[Region annotation records]
################

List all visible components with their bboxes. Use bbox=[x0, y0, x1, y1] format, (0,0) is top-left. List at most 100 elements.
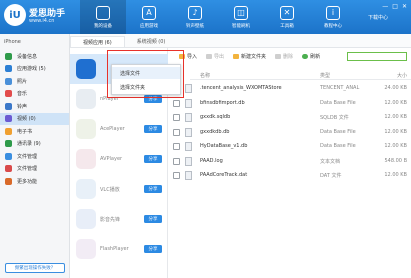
col-size-header[interactable]: 大小 bbox=[397, 72, 407, 79]
share-button[interactable]: 分享 bbox=[144, 125, 162, 133]
minimize-button[interactable]: — bbox=[382, 3, 388, 10]
maximize-button[interactable]: □ bbox=[392, 3, 398, 10]
sidebar-item-label: 应用游戏 (5) bbox=[17, 66, 46, 73]
app-icon bbox=[76, 239, 96, 259]
app-row[interactable]: AcePlayer 分享 bbox=[70, 114, 168, 144]
sidebar-item[interactable]: 设备信息 bbox=[0, 50, 69, 63]
table-row[interactable]: PAAD.log 文本文档 548.00 B bbox=[173, 155, 411, 169]
folder-icon bbox=[233, 53, 240, 59]
topnav-label: 铃声壁纸 bbox=[186, 23, 204, 29]
row-checkbox[interactable] bbox=[173, 99, 180, 107]
sidebar-item[interactable]: 通讯录 (9) bbox=[0, 138, 69, 151]
sidebar-item-icon bbox=[5, 115, 12, 123]
close-button[interactable]: ✕ bbox=[402, 3, 407, 10]
row-checkbox[interactable] bbox=[173, 157, 180, 165]
file-type: Data Base File bbox=[320, 99, 356, 106]
app-row[interactable]: VLC播放 分享 bbox=[70, 174, 168, 204]
delete-button[interactable]: 删除 bbox=[275, 53, 293, 60]
topnav-item[interactable]: ♪ 铃声壁纸 bbox=[172, 0, 218, 34]
app-row[interactable]: FlashPlayer 分享 bbox=[70, 234, 168, 264]
bell-icon: ♪ bbox=[188, 5, 202, 20]
refresh-icon bbox=[302, 53, 309, 59]
search-input[interactable] bbox=[347, 52, 407, 61]
file-toolbar: 导入 导出 新建文件夹 删除 刷新 bbox=[168, 48, 411, 64]
download-center-link[interactable]: 下载中心 bbox=[368, 14, 388, 21]
sidebar-item[interactable]: 电子书 bbox=[0, 125, 69, 138]
sidebar-item[interactable]: 视频 (0) bbox=[0, 112, 69, 125]
table-row[interactable]: PAAdCoreTrack.dat DAT 文件 12.00 KB bbox=[173, 169, 411, 183]
select-file-item[interactable]: 选择文件 bbox=[112, 67, 180, 79]
share-button[interactable]: 分享 bbox=[144, 245, 162, 253]
file-type: DAT 文件 bbox=[320, 173, 342, 179]
help-button[interactable]: 频繁出现操作失败？ bbox=[5, 263, 65, 273]
table-row[interactable]: gxxdkdb.db Data Base File 12.00 KB bbox=[173, 126, 411, 140]
topnav-label: 我的设备 bbox=[94, 23, 112, 29]
topnav-item[interactable]: ✕ 工具箱 bbox=[264, 0, 310, 34]
col-type-header[interactable]: 类型 bbox=[320, 72, 330, 79]
tab-system-videos[interactable]: 系统视频 (0) bbox=[125, 36, 178, 47]
sidebar-item-label: 照片 bbox=[17, 78, 28, 85]
app-icon bbox=[76, 149, 96, 169]
topnav-item[interactable]: i 教程中心 bbox=[310, 0, 356, 34]
sidebar-item-label: 铃声 bbox=[17, 103, 28, 110]
app-row[interactable]: 影音先锋 分享 bbox=[70, 204, 168, 234]
row-checkbox[interactable] bbox=[173, 143, 180, 150]
file-name: HyDataBase_v1.db bbox=[200, 143, 248, 149]
new-folder-label: 新建文件夹 bbox=[241, 53, 267, 60]
sidebar-item-label: 文件管理 bbox=[17, 153, 38, 160]
tab-video-apps[interactable]: 视频应用 (6) bbox=[70, 36, 125, 47]
share-button[interactable]: 分享 bbox=[144, 95, 162, 103]
share-button[interactable]: 分享 bbox=[144, 155, 162, 163]
sidebar-item[interactable]: 文件管理 bbox=[0, 163, 69, 176]
table-row[interactable]: HyDataBase_v1.db Data Base File 12.00 KB bbox=[173, 140, 411, 154]
file-icon bbox=[185, 113, 192, 122]
sidebar-item-label: 文件管理 bbox=[17, 166, 38, 173]
col-name-header[interactable]: 名称 bbox=[200, 72, 210, 79]
row-checkbox[interactable] bbox=[173, 128, 180, 136]
table-row[interactable]: gxxdk.sqldb SQLDB 文件 12.00 KB bbox=[173, 111, 411, 125]
file-name: PAAdCoreTrack.dat bbox=[200, 172, 248, 178]
new-folder-button[interactable]: 新建文件夹 bbox=[233, 53, 266, 60]
export-button[interactable]: 导出 bbox=[206, 53, 224, 60]
row-checkbox[interactable] bbox=[173, 172, 180, 179]
topnav-label: 工具箱 bbox=[280, 23, 294, 29]
import-label: 导入 bbox=[187, 53, 198, 60]
topnav-label: 智能刷机 bbox=[232, 23, 250, 29]
delete-icon bbox=[275, 53, 282, 59]
topnav-item[interactable]: ◫ 智能刷机 bbox=[218, 0, 264, 34]
share-button[interactable]: 分享 bbox=[144, 185, 162, 193]
app-logo: iU 爱思助手 www.i4.cn bbox=[4, 4, 65, 26]
select-folder-item[interactable]: 选择文件夹 bbox=[112, 81, 180, 93]
device-name: iPhone bbox=[4, 39, 21, 45]
sidebar-item-icon bbox=[5, 127, 12, 135]
app-title: 爱思助手 bbox=[29, 8, 66, 19]
sidebar-item[interactable]: 照片 bbox=[0, 75, 69, 88]
sidebar-item-icon bbox=[5, 90, 12, 98]
sidebar-item[interactable]: 更多功能 bbox=[0, 175, 69, 188]
import-menu: 选择文件 选择文件夹 bbox=[111, 64, 181, 95]
app-name: FlashPlayer bbox=[100, 246, 129, 252]
file-size: 12.00 KB bbox=[384, 99, 407, 106]
tab-bar: 视频应用 (6) 系统视频 (0) bbox=[70, 34, 411, 48]
sidebar-item[interactable]: 铃声 bbox=[0, 100, 69, 113]
table-row[interactable]: bfinsdbfimport.db Data Base File 12.00 KB bbox=[173, 97, 411, 111]
file-icon bbox=[185, 98, 192, 108]
refresh-button[interactable]: 刷新 bbox=[302, 53, 320, 60]
topnav-label: 教程中心 bbox=[324, 23, 342, 29]
file-icon bbox=[185, 142, 192, 151]
file-size: 12.00 KB bbox=[384, 172, 407, 178]
sidebar-item[interactable]: 音乐 bbox=[0, 88, 69, 101]
topnav-item[interactable]: 我的设备 bbox=[80, 0, 126, 34]
import-button[interactable]: 导入 bbox=[179, 53, 197, 60]
table-row[interactable]: .tencent_analysis_WXOMTAStore TENCENT_ANA… bbox=[173, 82, 411, 96]
topnav-item[interactable]: A 应用游戏 bbox=[126, 0, 172, 34]
sidebar-item[interactable]: 文件管理 bbox=[0, 150, 69, 163]
file-name: bfinsdbfimport.db bbox=[200, 99, 245, 106]
sidebar-item-icon bbox=[5, 77, 12, 85]
share-button[interactable]: 分享 bbox=[144, 215, 162, 223]
file-type: TENCENT_ANAL bbox=[320, 85, 360, 91]
row-checkbox[interactable] bbox=[173, 114, 180, 121]
topnav-label: 应用游戏 bbox=[140, 23, 158, 29]
sidebar-item[interactable]: 应用游戏 (5) bbox=[0, 63, 69, 76]
app-row[interactable]: AVPlayer 分享 bbox=[70, 144, 168, 174]
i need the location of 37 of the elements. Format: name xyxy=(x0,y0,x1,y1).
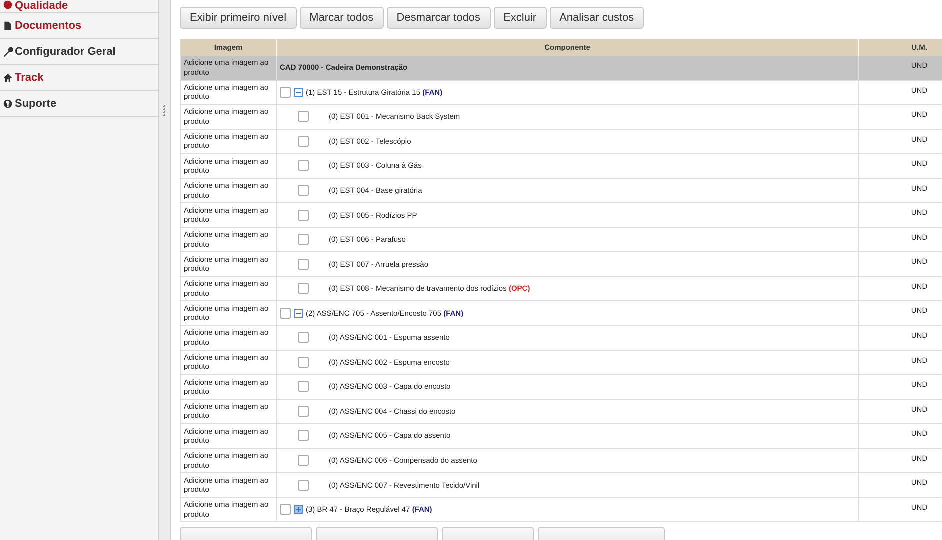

################

● WHAT YOU WILL DO:
Give everything from the line containing "col-size-header[interactable]: 大小 bbox=[397, 72, 407, 79]" down to the line containing "close-button[interactable]: ✕ bbox=[402, 3, 407, 10]", both included, as a JSON list of strings with one string per line and blank lines left out.

● WRITTEN RESPONSE:
[
  "col-size-header[interactable]: 大小 bbox=[397, 72, 407, 79]",
  "share-button[interactable]: 分享 bbox=[144, 125, 162, 133]",
  "minimize-button[interactable]: — bbox=[382, 3, 388, 10]",
  "maximize-button[interactable]: □ bbox=[392, 3, 398, 10]",
  "sidebar-item-label: 应用游戏 (5) bbox=[17, 66, 46, 73]",
  "app-icon bbox=[76, 239, 96, 259]",
  "app-row[interactable]: AcePlayer 分享 bbox=[70, 114, 168, 144]",
  "sidebar-item[interactable]: 设备信息 bbox=[0, 50, 69, 63]",
  "table-row[interactable]: PAAD.log 文本文档 548.00 B bbox=[173, 155, 411, 169]",
  "folder-icon bbox=[233, 53, 240, 59]",
  "topnav-label: 铃声壁纸 bbox=[186, 23, 204, 29]",
  "row-checkbox[interactable] bbox=[173, 99, 180, 107]",
  "sidebar-item[interactable]: 通讯录 (9) bbox=[0, 138, 69, 151]",
  "sidebar-item-icon bbox=[5, 115, 12, 123]",
  "close-button[interactable]: ✕ bbox=[402, 3, 407, 10]"
]